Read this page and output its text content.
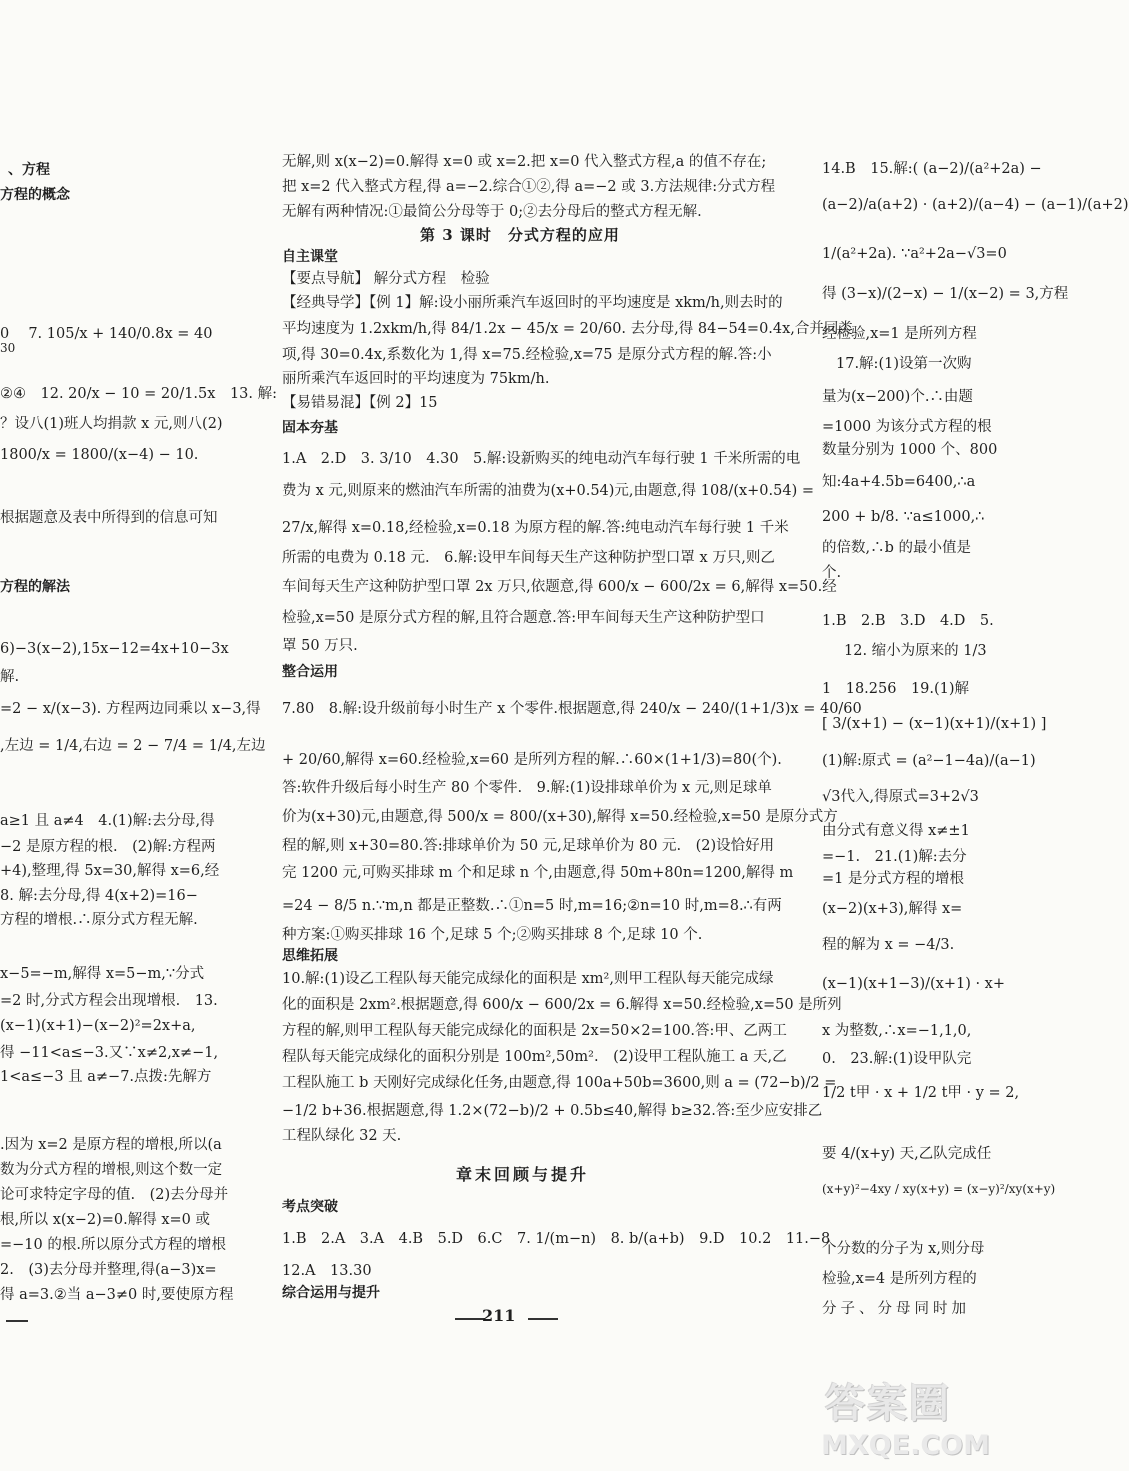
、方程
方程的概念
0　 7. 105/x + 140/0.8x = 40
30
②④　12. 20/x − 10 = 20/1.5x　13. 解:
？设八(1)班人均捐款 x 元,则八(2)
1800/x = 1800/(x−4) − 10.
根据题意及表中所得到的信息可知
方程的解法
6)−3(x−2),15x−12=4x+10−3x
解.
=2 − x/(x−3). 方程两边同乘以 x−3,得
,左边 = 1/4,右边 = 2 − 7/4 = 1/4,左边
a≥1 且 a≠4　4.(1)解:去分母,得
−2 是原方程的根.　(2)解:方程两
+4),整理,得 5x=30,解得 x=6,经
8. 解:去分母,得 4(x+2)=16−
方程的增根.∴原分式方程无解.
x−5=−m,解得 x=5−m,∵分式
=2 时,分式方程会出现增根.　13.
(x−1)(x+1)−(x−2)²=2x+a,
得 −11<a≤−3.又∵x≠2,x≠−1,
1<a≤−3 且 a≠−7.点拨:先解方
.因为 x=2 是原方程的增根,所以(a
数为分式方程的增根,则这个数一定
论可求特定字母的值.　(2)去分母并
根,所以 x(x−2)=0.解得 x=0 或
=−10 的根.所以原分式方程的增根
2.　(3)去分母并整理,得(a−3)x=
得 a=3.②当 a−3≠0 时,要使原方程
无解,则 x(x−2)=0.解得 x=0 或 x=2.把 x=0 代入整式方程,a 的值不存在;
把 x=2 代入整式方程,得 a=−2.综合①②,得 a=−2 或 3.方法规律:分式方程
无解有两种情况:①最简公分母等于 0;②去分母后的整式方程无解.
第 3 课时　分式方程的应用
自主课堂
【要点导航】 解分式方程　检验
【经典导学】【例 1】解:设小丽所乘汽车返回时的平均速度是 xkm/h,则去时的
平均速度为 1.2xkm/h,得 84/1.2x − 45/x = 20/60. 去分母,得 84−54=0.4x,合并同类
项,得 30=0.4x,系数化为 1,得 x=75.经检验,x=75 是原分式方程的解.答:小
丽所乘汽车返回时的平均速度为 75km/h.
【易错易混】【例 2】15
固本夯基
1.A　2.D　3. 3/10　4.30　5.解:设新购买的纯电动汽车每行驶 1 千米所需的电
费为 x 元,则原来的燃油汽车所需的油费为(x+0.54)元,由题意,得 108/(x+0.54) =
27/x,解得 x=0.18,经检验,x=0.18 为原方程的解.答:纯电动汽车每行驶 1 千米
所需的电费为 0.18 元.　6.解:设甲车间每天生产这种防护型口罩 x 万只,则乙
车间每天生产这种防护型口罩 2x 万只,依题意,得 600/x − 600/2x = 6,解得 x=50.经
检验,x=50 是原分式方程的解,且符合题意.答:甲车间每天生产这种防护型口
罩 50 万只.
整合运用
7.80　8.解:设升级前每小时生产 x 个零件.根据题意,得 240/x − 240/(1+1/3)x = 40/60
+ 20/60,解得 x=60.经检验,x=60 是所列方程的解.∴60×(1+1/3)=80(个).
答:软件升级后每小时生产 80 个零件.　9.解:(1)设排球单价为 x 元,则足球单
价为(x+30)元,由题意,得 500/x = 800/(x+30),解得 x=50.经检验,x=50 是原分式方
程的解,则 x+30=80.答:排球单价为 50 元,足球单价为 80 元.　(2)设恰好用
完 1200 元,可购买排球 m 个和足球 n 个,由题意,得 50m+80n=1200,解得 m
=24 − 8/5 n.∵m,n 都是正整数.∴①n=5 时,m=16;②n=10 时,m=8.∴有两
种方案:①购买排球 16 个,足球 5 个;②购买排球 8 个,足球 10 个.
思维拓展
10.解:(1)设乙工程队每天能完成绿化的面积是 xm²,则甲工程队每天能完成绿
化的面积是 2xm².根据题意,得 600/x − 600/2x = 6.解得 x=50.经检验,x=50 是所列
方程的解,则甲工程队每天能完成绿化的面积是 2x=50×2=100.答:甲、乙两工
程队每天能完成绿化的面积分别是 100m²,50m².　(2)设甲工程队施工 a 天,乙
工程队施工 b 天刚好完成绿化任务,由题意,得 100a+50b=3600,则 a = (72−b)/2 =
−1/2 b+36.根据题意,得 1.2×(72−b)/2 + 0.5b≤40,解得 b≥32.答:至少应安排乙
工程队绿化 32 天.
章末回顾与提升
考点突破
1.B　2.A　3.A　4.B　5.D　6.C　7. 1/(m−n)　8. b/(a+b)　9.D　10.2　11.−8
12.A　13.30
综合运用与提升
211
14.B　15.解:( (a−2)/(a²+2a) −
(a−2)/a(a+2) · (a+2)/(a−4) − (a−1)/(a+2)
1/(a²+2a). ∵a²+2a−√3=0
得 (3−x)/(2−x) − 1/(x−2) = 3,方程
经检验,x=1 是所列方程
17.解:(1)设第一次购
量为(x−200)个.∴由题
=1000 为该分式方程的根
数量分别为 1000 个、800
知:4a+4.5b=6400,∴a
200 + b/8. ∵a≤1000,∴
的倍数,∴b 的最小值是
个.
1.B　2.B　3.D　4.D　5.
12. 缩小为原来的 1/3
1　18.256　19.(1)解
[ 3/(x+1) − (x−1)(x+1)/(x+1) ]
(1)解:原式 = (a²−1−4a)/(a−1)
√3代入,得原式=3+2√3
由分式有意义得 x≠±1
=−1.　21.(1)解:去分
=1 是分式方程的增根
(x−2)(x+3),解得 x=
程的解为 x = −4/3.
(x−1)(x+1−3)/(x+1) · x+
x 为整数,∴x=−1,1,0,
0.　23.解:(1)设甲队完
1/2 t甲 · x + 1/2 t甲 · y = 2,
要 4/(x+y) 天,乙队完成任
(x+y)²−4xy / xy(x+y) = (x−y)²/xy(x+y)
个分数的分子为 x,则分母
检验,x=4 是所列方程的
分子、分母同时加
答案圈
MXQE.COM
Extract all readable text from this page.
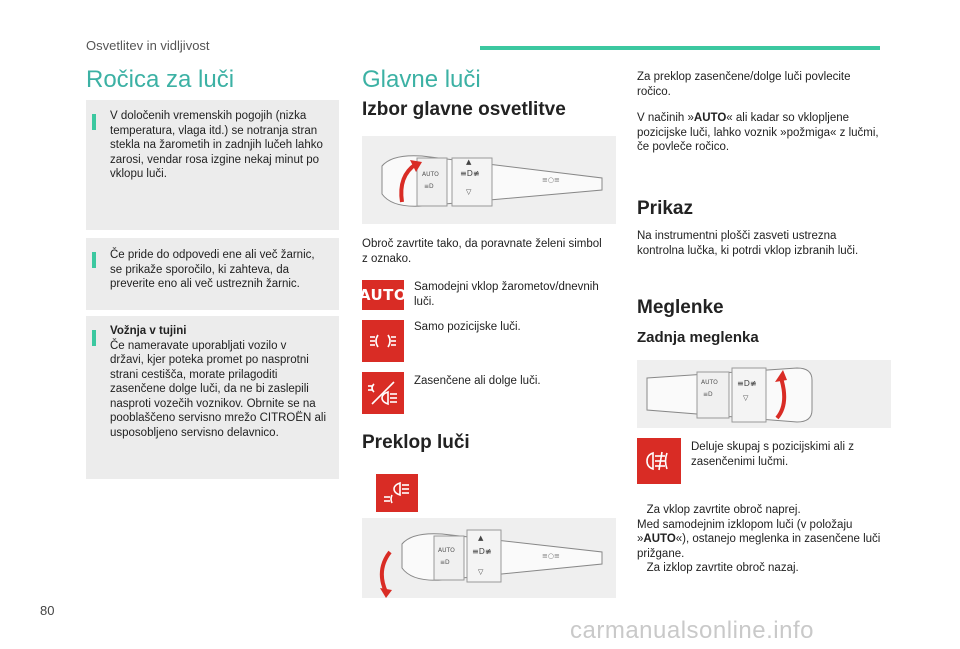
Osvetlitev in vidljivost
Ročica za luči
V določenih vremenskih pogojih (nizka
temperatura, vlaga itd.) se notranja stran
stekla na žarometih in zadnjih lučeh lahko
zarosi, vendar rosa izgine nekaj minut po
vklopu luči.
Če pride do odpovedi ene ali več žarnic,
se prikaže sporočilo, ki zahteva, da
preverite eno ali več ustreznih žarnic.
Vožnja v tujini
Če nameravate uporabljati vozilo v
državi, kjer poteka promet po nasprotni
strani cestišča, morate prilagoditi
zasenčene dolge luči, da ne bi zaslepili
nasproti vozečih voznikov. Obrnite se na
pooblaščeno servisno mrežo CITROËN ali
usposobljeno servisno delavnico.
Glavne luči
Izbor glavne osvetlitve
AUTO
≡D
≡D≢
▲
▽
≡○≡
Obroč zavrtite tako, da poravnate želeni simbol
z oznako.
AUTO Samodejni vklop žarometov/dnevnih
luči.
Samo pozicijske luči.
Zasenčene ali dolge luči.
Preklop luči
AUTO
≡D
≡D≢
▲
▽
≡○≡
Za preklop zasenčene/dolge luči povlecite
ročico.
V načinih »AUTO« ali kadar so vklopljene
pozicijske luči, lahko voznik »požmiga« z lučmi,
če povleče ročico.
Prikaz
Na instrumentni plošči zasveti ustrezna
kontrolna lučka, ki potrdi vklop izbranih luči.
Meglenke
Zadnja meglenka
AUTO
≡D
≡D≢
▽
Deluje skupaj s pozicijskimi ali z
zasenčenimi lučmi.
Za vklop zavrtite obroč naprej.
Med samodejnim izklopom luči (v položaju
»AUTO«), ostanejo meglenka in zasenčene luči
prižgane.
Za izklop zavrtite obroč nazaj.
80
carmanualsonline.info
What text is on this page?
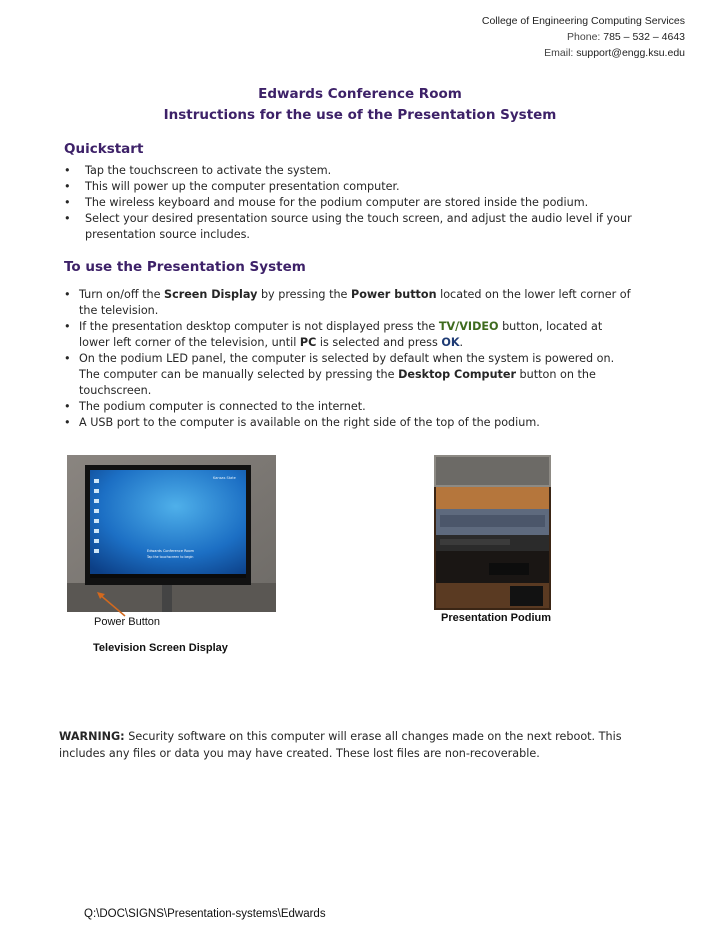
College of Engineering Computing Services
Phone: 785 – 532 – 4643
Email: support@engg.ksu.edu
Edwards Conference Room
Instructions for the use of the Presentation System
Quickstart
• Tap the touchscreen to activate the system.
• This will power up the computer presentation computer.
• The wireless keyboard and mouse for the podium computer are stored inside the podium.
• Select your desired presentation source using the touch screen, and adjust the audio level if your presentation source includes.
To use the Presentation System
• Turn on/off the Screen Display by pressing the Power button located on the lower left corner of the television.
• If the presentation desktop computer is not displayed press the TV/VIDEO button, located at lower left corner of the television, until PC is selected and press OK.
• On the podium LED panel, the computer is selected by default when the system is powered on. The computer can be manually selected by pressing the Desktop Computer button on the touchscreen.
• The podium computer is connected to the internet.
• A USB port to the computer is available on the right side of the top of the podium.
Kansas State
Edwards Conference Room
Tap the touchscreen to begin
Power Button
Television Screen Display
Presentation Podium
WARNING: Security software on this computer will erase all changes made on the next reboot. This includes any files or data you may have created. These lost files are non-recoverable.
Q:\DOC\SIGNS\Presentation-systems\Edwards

+ + + + + + +

Exercise details
Reproduce exactly and only the lines from the line that contains "What text is on this page?" to the end of the data above, both ends included. No pictures go in the copy.

Answer
What text is on this page?
College of Engineering Computing Services
Phone: 785 – 532 – 4643
Email: support@engg.ksu.edu
Edwards Conference Room
Instructions for the use of the Presentation System
Quickstart
• Tap the touchscreen to activate the system.
• This will power up the computer presentation computer.
• The wireless keyboard and mouse for the podium computer are stored inside the podium.
• Select your desired presentation source using the touch screen, and adjust the audio level if your presentation source includes.
To use the Presentation System
• Turn on/off the Screen Display by pressing the Power button located on the lower left corner of the television.
• If the presentation desktop computer is not displayed press the TV/VIDEO button, located at lower left corner of the television, until PC is selected and press OK.
• On the podium LED panel, the computer is selected by default when the system is powered on. The computer can be manually selected by pressing the Desktop Computer button on the touchscreen.
• The podium computer is connected to the internet.
• A USB port to the computer is available on the right side of the top of the podium.
Kansas State
Edwards Conference Room
Tap the touchscreen to begin
Power Button
Television Screen Display
Presentation Podium
WARNING: Security software on this computer will erase all changes made on the next reboot. This includes any files or data you may have created. These lost files are non-recoverable.
Q:\DOC\SIGNS\Presentation-systems\Edwards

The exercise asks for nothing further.